Select and reproduce each line of the listing below that bears the string "Richmeier".

*** Provided records

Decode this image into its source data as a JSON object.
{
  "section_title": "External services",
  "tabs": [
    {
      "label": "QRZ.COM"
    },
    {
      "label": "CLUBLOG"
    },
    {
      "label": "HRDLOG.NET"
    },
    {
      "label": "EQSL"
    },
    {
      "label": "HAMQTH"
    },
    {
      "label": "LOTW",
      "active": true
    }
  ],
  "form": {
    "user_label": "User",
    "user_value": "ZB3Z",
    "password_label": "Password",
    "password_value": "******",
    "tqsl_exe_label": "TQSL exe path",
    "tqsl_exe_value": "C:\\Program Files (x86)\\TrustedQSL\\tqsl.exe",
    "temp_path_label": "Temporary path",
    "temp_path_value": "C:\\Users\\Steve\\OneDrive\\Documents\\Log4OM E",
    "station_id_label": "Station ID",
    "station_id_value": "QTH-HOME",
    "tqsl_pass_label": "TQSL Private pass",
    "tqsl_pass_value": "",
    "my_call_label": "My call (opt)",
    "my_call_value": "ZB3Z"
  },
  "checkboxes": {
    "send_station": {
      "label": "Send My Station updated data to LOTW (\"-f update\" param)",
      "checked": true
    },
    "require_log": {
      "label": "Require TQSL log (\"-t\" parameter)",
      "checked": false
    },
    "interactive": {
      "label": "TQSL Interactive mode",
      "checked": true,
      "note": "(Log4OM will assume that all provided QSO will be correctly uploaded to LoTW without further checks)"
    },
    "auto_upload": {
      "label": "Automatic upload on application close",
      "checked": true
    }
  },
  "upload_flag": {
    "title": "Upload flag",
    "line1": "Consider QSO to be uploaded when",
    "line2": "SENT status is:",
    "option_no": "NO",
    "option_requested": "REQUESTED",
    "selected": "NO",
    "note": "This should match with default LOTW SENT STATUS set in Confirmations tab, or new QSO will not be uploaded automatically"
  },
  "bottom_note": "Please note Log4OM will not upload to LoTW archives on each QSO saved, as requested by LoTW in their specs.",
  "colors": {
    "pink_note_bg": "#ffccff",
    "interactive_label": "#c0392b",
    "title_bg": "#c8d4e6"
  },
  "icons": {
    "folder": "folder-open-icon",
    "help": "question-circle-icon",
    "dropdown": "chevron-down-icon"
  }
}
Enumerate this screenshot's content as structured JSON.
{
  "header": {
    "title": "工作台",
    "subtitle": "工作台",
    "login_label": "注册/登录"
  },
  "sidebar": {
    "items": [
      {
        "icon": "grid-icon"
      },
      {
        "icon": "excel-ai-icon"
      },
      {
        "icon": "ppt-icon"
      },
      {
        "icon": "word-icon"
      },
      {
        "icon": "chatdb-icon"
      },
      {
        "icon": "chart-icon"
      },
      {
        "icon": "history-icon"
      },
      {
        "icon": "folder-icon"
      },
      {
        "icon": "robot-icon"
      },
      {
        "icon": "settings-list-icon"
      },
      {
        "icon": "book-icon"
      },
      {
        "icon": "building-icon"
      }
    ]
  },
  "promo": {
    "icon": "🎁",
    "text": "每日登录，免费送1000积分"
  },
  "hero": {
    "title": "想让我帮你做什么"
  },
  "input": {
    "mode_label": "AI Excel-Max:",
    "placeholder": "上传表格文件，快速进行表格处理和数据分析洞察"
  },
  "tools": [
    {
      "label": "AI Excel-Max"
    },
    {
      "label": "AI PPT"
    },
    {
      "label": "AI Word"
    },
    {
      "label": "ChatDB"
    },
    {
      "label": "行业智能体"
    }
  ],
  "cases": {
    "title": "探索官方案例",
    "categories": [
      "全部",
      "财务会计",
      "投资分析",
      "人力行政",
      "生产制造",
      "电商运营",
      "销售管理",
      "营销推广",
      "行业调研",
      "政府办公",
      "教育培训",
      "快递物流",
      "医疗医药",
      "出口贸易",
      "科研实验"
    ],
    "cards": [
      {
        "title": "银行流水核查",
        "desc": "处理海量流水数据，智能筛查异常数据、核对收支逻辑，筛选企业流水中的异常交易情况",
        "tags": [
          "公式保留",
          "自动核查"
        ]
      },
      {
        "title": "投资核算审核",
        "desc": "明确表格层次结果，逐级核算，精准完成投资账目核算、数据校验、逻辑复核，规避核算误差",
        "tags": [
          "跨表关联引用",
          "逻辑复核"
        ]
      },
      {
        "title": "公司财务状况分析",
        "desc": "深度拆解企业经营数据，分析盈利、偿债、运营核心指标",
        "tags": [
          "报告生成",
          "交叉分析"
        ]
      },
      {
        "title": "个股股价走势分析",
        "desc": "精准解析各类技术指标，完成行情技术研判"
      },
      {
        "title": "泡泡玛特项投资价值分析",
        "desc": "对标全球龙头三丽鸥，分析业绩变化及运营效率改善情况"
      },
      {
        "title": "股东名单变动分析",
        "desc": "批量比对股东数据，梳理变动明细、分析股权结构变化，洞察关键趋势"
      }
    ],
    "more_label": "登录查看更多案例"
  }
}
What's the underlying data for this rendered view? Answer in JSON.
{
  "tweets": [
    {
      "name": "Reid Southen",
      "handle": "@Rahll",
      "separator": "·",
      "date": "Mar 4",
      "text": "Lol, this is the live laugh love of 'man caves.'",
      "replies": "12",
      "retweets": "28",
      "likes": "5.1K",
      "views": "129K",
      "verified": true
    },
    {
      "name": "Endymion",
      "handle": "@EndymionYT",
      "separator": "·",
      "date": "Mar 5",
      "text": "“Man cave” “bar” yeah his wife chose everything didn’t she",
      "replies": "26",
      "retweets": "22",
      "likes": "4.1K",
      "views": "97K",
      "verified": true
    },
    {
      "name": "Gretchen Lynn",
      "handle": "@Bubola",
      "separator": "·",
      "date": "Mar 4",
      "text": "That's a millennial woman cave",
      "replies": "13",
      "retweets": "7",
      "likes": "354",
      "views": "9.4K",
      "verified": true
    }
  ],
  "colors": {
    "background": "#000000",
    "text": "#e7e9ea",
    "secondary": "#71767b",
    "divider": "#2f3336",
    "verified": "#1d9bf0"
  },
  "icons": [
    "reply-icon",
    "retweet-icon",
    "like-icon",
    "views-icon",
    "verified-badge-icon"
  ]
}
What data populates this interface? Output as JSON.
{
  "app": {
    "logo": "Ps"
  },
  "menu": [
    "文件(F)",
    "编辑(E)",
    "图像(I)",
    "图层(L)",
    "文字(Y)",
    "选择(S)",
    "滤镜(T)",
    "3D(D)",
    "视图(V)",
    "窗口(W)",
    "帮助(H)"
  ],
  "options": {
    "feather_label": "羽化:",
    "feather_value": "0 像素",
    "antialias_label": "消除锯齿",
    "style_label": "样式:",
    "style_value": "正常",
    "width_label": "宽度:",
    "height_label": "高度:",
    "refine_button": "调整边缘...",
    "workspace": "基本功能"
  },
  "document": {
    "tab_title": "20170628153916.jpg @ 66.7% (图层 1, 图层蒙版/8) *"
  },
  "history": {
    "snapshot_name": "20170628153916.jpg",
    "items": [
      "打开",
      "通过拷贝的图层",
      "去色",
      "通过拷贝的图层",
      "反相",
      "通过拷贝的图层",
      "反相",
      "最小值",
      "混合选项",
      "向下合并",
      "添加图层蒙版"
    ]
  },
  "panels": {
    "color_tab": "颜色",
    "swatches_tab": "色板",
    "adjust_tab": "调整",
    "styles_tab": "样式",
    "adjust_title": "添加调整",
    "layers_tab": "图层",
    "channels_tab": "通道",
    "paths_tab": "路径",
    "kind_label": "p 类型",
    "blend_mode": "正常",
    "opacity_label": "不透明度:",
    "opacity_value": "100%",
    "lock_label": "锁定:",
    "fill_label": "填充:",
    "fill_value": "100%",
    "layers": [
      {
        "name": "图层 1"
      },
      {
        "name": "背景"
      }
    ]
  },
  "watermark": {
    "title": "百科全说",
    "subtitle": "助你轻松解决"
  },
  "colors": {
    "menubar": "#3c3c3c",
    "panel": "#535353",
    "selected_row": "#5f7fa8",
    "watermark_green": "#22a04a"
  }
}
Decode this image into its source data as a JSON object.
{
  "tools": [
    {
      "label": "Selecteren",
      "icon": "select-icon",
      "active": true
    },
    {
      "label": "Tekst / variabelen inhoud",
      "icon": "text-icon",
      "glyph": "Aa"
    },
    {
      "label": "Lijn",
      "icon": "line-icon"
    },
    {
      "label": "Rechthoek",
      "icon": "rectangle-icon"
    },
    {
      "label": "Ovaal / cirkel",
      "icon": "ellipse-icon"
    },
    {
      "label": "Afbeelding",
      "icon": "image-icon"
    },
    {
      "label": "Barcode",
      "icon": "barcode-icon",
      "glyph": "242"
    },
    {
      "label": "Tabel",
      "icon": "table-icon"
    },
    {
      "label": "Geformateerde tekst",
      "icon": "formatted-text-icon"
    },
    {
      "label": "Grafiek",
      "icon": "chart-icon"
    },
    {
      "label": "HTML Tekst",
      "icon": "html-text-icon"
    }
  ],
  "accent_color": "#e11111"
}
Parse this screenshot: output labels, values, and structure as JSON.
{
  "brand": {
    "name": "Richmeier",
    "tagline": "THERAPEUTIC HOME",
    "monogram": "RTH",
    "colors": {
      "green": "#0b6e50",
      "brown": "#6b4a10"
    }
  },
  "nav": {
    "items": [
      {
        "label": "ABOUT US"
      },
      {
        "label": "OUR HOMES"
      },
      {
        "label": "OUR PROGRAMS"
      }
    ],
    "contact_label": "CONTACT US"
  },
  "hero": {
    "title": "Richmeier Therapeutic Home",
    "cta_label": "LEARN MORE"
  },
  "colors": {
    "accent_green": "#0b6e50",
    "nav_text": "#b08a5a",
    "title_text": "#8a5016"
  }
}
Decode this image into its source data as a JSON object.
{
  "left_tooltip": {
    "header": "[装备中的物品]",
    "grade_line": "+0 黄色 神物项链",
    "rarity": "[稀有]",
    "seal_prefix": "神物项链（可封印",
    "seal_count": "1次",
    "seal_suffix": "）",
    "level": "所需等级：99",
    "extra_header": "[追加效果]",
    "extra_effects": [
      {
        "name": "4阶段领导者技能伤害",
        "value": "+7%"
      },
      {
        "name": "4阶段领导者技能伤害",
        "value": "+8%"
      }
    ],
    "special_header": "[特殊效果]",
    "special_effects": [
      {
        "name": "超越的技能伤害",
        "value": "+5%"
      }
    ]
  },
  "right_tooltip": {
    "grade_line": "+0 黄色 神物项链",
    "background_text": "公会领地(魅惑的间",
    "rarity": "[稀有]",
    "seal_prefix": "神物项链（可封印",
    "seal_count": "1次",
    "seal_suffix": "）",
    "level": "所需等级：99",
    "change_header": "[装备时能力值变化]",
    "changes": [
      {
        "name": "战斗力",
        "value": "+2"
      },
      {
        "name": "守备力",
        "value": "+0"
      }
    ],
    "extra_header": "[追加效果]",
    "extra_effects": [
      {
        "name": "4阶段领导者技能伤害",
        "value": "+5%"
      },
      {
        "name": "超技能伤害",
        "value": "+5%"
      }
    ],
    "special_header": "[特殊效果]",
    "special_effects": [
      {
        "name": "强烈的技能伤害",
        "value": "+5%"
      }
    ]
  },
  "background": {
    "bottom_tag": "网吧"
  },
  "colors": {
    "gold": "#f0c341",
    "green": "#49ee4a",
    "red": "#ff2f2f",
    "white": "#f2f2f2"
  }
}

******

Solution for this task »
    "name": "Richmeier",
    "title": "Richmeier Therapeutic Home",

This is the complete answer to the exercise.